Answer with one number: the count of lines in the listing below that hold the word "marker".

_LISTING:_
★ ★ ★
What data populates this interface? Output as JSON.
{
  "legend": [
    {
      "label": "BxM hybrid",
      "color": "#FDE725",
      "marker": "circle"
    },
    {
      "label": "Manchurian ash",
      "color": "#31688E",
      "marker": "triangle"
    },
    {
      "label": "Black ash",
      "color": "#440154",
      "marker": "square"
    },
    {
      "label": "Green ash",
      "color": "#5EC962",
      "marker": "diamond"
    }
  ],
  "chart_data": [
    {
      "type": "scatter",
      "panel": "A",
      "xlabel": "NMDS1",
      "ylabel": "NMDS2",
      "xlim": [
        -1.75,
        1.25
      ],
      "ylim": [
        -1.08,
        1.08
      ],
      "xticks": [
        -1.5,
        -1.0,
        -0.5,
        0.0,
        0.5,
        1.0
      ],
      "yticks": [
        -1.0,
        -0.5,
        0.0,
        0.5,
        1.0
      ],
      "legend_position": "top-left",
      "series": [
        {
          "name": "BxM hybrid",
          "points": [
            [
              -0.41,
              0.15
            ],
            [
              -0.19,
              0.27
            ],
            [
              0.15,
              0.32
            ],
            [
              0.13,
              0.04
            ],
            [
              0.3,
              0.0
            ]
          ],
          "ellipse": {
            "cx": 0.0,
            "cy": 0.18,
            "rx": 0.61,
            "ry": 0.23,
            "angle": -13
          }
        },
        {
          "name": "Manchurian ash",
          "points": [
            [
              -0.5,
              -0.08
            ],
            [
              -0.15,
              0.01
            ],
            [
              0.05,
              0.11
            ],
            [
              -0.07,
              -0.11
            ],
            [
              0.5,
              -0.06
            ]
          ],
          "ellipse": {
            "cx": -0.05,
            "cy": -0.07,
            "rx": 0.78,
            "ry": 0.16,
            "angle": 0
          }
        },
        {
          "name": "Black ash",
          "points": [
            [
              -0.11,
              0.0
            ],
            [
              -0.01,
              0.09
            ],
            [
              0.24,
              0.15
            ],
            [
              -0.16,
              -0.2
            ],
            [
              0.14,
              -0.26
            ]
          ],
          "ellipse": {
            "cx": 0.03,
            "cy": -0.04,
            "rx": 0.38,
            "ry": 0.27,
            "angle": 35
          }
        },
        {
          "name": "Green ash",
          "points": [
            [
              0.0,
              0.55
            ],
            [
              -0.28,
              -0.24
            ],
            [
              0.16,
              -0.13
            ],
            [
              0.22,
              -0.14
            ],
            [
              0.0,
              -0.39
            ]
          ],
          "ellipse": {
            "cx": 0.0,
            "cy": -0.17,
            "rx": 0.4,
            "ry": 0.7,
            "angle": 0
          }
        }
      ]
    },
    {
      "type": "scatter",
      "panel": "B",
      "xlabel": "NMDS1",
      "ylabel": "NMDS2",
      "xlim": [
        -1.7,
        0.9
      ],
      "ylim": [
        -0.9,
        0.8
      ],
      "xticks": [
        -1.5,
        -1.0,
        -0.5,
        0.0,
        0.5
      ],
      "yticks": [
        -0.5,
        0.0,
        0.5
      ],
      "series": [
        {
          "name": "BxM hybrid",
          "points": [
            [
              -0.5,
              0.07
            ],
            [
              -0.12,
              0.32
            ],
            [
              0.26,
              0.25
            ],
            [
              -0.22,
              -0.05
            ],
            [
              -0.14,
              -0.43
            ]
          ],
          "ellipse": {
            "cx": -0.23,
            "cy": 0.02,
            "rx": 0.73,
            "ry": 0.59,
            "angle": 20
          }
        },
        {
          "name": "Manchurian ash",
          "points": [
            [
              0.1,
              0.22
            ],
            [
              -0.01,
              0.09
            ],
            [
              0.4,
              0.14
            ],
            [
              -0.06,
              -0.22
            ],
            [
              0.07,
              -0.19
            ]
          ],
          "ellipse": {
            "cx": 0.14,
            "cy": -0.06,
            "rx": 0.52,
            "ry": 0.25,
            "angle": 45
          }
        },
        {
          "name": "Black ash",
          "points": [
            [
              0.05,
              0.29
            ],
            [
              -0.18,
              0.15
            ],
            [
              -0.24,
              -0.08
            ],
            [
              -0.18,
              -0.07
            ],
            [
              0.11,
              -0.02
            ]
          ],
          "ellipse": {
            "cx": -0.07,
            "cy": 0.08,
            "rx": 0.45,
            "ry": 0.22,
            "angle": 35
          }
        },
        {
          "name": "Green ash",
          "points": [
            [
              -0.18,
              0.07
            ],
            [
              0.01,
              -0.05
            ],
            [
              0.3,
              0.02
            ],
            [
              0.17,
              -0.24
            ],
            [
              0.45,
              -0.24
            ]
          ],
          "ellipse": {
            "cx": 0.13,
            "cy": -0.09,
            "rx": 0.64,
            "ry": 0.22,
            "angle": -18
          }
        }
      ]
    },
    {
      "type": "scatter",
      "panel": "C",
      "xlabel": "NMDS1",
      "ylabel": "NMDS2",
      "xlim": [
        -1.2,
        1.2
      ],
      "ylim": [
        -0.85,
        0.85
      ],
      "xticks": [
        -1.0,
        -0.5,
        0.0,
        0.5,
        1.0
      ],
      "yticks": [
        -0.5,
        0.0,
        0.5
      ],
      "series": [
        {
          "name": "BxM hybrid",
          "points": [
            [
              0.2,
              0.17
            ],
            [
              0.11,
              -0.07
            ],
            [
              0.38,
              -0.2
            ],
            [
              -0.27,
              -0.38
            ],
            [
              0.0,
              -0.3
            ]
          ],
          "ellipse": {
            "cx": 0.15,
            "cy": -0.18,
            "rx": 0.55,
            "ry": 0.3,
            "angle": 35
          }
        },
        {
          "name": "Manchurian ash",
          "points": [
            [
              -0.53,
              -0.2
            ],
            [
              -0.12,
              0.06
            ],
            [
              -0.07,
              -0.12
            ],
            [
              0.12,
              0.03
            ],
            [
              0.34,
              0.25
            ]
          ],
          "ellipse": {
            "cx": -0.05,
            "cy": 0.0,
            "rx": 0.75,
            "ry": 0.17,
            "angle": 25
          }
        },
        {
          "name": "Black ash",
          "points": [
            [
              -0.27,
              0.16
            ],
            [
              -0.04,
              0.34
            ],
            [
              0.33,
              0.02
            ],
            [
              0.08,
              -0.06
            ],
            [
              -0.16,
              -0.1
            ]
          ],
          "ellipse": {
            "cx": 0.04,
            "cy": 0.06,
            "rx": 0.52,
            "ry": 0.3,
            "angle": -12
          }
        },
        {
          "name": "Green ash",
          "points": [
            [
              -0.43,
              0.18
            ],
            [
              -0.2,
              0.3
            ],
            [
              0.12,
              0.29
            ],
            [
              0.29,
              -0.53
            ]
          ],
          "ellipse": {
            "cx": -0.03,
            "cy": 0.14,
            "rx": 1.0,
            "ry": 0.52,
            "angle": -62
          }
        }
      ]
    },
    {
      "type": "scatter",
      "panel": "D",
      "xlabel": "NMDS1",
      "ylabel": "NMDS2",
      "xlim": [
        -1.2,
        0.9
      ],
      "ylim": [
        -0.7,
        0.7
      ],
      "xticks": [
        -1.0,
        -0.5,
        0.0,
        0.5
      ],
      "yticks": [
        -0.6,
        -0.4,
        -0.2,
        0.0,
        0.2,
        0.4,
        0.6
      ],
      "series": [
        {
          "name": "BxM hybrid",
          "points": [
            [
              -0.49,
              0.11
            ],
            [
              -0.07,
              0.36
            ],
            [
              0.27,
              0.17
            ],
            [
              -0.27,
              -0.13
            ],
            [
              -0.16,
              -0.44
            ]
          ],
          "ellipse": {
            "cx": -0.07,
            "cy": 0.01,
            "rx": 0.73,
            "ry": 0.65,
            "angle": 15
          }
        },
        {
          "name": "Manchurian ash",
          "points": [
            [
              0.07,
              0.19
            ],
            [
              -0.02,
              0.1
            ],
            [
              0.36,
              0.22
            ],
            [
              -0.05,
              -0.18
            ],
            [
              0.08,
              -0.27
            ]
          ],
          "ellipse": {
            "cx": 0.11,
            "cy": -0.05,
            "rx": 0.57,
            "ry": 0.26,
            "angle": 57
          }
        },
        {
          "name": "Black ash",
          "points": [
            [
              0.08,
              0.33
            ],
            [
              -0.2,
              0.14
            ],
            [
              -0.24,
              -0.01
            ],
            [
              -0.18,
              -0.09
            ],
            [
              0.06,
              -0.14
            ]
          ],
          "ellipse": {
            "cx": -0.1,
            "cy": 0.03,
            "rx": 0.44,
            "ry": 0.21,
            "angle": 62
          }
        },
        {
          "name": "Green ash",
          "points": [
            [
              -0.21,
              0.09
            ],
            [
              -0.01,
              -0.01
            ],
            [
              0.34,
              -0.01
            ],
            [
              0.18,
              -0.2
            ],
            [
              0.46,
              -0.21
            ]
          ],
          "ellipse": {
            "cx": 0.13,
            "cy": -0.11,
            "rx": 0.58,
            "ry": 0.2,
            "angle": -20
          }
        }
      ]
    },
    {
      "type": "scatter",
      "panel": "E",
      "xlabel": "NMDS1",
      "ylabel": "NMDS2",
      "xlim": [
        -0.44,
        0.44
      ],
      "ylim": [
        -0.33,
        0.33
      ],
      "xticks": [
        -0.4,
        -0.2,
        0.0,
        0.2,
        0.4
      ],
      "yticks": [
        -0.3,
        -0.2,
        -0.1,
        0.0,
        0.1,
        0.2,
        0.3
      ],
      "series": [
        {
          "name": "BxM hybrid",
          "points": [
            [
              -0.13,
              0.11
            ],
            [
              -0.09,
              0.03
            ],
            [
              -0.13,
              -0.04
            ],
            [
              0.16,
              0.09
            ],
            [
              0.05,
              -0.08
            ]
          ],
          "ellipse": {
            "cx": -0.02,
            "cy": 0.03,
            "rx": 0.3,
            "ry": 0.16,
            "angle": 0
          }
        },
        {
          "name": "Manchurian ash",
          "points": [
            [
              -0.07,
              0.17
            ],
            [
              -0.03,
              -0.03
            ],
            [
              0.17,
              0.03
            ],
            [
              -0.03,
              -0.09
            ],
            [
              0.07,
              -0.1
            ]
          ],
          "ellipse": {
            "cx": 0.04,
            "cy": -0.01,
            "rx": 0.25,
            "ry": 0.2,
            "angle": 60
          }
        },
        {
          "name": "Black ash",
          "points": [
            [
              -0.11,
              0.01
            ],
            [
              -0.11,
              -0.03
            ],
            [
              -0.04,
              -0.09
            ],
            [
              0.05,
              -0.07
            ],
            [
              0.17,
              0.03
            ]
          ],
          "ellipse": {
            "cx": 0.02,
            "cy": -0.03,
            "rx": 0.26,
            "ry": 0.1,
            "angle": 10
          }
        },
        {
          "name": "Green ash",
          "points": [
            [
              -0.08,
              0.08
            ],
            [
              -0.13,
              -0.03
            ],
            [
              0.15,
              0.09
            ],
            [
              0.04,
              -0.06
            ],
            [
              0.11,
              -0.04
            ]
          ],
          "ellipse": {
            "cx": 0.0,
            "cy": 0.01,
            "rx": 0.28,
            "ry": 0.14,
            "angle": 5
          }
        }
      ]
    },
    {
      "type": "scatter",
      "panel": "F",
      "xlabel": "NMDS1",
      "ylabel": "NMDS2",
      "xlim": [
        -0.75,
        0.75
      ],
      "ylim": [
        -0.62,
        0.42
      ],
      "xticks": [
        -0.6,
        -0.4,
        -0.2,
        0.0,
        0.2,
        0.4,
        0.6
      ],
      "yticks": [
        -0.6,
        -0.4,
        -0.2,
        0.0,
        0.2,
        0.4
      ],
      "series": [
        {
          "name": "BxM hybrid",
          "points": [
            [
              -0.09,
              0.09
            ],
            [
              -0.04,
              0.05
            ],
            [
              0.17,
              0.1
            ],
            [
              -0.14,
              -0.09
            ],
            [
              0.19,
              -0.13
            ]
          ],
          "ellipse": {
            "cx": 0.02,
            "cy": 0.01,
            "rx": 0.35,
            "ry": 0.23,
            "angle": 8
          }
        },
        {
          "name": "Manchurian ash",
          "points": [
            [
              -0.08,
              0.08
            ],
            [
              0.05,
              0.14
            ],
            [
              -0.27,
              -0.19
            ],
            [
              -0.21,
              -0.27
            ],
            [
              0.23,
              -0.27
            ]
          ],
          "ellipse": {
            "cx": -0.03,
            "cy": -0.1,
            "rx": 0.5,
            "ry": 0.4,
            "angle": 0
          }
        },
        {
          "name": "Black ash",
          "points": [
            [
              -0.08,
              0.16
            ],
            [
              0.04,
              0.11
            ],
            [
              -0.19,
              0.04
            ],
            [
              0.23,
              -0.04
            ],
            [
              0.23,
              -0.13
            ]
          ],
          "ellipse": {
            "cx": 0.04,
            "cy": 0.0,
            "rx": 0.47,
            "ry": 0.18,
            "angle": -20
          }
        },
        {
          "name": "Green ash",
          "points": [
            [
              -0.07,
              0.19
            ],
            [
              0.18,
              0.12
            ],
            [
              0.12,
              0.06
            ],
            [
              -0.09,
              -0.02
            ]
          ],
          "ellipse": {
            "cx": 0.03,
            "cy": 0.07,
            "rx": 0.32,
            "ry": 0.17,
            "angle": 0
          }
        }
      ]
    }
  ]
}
★ ★ ★
_RESPONSE TO THE TASK:_
4